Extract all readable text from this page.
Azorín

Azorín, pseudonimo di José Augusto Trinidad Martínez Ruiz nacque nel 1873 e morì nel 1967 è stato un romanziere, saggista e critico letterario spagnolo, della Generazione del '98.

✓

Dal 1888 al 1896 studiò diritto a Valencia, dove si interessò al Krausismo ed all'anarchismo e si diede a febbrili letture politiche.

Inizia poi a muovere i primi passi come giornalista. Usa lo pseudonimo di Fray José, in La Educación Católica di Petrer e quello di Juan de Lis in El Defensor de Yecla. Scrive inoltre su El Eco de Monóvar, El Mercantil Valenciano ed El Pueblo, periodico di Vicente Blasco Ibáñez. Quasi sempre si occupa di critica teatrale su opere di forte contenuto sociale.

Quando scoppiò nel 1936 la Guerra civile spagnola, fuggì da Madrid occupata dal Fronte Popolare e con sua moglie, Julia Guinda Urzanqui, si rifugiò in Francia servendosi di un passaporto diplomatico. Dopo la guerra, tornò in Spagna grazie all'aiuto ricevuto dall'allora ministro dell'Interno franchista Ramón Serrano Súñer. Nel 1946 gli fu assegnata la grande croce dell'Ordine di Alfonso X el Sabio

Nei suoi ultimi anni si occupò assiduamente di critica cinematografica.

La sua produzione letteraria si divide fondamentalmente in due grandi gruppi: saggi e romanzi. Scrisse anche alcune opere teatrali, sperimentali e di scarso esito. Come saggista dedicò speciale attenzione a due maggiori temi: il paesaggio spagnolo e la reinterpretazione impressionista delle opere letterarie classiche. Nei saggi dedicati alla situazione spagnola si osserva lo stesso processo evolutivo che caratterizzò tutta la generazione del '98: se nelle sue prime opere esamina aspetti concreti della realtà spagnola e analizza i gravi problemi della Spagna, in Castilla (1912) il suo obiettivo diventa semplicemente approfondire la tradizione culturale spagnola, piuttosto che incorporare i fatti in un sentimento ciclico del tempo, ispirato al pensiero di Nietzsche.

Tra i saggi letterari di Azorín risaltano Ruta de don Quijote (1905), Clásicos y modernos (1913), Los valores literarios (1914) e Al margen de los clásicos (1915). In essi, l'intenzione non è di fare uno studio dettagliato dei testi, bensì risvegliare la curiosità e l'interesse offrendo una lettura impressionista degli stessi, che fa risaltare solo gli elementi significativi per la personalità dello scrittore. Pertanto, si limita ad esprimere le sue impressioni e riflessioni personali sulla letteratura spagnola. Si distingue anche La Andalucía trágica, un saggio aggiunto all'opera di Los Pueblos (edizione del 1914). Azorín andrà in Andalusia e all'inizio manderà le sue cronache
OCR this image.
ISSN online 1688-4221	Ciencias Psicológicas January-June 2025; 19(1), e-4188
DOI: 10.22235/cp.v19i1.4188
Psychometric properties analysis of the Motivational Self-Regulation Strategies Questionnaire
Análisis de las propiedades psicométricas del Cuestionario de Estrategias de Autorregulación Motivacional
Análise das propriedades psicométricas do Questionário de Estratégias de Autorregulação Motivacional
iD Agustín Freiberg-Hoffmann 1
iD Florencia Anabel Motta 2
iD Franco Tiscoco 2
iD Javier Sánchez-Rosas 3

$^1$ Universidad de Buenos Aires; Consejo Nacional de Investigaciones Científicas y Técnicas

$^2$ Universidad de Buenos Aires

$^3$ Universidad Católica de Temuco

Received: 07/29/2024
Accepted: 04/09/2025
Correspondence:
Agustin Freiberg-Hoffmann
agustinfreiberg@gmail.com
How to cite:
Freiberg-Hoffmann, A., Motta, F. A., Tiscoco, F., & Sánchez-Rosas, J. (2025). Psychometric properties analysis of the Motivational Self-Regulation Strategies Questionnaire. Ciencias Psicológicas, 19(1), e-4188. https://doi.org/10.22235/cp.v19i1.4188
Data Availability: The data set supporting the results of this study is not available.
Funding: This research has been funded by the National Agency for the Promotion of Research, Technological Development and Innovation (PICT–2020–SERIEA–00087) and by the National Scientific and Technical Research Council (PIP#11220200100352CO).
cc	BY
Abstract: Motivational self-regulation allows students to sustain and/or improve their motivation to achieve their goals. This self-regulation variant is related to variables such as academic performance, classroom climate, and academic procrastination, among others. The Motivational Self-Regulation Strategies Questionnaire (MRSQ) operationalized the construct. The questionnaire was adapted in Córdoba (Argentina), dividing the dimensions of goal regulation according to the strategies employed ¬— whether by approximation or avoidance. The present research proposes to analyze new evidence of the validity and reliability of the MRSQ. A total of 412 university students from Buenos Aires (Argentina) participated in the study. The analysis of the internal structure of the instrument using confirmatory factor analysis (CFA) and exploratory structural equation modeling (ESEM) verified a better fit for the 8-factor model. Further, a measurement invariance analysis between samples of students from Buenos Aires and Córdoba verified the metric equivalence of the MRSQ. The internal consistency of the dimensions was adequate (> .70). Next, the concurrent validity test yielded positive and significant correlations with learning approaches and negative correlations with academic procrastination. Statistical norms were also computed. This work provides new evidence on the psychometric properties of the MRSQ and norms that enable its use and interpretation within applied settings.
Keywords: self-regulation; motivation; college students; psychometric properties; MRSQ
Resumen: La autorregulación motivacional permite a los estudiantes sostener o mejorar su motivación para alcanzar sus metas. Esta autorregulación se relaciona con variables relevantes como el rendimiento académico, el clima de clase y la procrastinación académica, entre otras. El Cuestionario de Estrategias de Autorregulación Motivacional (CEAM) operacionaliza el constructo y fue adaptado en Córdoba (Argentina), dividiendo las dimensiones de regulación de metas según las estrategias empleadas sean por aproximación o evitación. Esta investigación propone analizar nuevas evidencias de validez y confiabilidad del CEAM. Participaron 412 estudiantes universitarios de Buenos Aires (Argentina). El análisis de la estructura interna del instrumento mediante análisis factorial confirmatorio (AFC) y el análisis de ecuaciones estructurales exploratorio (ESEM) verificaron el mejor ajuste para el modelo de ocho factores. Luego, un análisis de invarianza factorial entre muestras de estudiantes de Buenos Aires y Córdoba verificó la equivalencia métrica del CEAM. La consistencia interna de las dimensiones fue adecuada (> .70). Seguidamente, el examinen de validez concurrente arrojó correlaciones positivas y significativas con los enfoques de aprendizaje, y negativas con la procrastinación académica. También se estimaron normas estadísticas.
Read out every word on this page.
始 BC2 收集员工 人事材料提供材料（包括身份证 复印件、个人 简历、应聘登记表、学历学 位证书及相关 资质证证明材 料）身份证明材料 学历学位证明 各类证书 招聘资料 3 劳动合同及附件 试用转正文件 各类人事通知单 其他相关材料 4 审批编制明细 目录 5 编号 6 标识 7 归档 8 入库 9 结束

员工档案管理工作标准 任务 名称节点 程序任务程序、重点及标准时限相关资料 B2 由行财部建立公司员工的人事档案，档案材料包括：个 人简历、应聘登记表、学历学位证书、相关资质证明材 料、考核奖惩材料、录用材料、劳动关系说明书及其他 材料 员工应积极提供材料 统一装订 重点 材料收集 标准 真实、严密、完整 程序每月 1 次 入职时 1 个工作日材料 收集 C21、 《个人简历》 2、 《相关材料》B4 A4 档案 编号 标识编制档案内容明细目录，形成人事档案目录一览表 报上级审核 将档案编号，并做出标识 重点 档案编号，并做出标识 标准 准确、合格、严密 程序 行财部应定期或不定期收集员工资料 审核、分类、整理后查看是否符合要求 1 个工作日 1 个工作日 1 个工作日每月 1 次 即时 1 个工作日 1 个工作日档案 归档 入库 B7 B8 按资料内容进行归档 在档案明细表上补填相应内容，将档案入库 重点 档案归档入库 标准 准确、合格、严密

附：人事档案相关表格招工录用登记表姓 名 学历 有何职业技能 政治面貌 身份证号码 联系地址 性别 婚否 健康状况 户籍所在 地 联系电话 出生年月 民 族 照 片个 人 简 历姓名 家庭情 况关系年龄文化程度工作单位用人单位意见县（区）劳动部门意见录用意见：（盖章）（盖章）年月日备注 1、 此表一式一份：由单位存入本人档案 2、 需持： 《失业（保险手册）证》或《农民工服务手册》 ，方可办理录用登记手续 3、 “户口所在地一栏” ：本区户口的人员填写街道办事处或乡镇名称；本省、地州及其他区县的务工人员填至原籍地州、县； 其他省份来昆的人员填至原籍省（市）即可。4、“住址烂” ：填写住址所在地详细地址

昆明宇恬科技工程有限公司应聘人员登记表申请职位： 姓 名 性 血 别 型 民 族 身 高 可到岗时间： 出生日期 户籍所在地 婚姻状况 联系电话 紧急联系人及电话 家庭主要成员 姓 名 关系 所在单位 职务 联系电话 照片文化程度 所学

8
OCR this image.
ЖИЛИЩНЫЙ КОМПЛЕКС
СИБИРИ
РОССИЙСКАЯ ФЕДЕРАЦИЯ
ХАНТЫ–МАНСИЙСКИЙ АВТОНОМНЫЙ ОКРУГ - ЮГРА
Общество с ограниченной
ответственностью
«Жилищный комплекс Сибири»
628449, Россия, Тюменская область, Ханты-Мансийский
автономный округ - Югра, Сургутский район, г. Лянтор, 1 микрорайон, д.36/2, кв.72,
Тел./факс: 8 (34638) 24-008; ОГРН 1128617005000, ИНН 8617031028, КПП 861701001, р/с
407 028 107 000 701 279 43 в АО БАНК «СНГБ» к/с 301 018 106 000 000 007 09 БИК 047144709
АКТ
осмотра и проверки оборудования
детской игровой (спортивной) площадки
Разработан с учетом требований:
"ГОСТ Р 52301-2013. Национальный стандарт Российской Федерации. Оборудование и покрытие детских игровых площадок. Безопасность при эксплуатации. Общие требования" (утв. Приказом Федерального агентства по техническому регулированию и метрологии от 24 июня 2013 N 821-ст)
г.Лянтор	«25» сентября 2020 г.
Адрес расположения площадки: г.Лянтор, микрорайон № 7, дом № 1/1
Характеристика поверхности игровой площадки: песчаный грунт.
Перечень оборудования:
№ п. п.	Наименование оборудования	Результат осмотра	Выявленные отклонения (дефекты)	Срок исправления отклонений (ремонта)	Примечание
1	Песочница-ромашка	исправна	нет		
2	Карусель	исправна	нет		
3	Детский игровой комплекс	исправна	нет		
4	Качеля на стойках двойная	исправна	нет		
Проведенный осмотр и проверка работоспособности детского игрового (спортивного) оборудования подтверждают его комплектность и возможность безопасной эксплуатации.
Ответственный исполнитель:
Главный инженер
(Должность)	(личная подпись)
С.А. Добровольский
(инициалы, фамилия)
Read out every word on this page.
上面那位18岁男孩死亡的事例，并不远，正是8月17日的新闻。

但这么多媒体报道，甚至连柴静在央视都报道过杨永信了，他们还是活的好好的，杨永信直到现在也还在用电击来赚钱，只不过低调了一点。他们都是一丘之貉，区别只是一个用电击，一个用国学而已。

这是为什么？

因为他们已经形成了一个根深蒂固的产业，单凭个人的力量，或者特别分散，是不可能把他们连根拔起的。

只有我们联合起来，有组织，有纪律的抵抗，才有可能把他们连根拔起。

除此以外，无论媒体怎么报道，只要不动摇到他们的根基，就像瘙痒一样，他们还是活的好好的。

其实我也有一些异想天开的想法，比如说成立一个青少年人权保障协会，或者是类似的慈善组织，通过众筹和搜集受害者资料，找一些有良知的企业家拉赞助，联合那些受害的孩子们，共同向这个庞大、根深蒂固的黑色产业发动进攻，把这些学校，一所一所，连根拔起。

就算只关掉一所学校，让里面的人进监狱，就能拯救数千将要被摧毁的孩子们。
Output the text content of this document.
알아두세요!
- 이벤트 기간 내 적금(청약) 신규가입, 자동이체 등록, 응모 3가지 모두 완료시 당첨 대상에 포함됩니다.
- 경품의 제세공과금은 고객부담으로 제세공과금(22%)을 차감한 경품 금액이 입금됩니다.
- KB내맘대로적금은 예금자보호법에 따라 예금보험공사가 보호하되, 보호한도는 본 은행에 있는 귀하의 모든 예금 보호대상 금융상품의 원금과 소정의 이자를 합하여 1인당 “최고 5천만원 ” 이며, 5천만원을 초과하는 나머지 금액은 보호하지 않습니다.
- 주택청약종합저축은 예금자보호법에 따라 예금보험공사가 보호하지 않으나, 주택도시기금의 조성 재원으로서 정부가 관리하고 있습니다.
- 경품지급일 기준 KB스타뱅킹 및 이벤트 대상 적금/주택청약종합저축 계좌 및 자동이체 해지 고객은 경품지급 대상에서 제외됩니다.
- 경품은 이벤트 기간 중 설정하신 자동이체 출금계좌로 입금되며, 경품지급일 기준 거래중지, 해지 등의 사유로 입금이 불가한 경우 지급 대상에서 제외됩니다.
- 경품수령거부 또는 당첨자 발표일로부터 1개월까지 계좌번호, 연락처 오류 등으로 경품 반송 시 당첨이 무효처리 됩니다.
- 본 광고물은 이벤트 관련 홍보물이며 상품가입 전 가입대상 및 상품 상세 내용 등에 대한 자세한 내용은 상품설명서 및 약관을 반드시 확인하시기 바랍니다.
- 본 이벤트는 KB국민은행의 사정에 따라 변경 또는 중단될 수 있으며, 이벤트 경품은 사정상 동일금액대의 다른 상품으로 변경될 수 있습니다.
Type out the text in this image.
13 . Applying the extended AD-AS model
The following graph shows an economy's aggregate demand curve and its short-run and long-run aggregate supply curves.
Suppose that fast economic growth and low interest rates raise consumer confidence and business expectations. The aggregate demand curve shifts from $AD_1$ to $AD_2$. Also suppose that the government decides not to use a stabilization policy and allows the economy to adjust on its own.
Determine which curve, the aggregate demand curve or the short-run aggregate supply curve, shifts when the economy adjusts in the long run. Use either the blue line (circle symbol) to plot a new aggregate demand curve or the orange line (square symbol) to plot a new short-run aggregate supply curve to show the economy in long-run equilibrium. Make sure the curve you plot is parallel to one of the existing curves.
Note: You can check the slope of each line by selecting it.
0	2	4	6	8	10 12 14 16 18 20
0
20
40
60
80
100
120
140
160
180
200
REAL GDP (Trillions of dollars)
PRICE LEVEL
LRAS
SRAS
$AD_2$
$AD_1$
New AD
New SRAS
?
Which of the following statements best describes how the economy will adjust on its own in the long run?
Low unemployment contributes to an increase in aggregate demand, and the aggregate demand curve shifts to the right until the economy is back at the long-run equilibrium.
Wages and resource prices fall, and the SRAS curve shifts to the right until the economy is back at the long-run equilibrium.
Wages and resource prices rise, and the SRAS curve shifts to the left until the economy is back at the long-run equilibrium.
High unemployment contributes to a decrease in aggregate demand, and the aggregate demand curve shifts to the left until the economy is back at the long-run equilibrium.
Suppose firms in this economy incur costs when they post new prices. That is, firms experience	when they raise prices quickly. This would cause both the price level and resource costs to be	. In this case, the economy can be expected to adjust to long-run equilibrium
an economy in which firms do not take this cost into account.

Stated task
Everything from the line containing "Type out the text in this image." to the end of the records must be written out exactly; include both of those lines and no others.

Result
Type out the text in this image.
13 . Applying the extended AD-AS model
The following graph shows an economy's aggregate demand curve and its short-run and long-run aggregate supply curves.
Suppose that fast economic growth and low interest rates raise consumer confidence and business expectations. The aggregate demand curve shifts from $AD_1$ to $AD_2$. Also suppose that the government decides not to use a stabilization policy and allows the economy to adjust on its own.
Determine which curve, the aggregate demand curve or the short-run aggregate supply curve, shifts when the economy adjusts in the long run. Use either the blue line (circle symbol) to plot a new aggregate demand curve or the orange line (square symbol) to plot a new short-run aggregate supply curve to show the economy in long-run equilibrium. Make sure the curve you plot is parallel to one of the existing curves.
Note: You can check the slope of each line by selecting it.
0	2	4	6	8	10 12 14 16 18 20
0
20
40
60
80
100
120
140
160
180
200
REAL GDP (Trillions of dollars)
PRICE LEVEL
LRAS
SRAS
$AD_2$
$AD_1$
New AD
New SRAS
?
Which of the following statements best describes how the economy will adjust on its own in the long run?
Low unemployment contributes to an increase in aggregate demand, and the aggregate demand curve shifts to the right until the economy is back at the long-run equilibrium.
Wages and resource prices fall, and the SRAS curve shifts to the right until the economy is back at the long-run equilibrium.
Wages and resource prices rise, and the SRAS curve shifts to the left until the economy is back at the long-run equilibrium.
High unemployment contributes to a decrease in aggregate demand, and the aggregate demand curve shifts to the left until the economy is back at the long-run equilibrium.
Suppose firms in this economy incur costs when they post new prices. That is, firms experience	when they raise prices quickly. This would cause both the price level and resource costs to be	. In this case, the economy can be expected to adjust to long-run equilibrium
an economy in which firms do not take this cost into account.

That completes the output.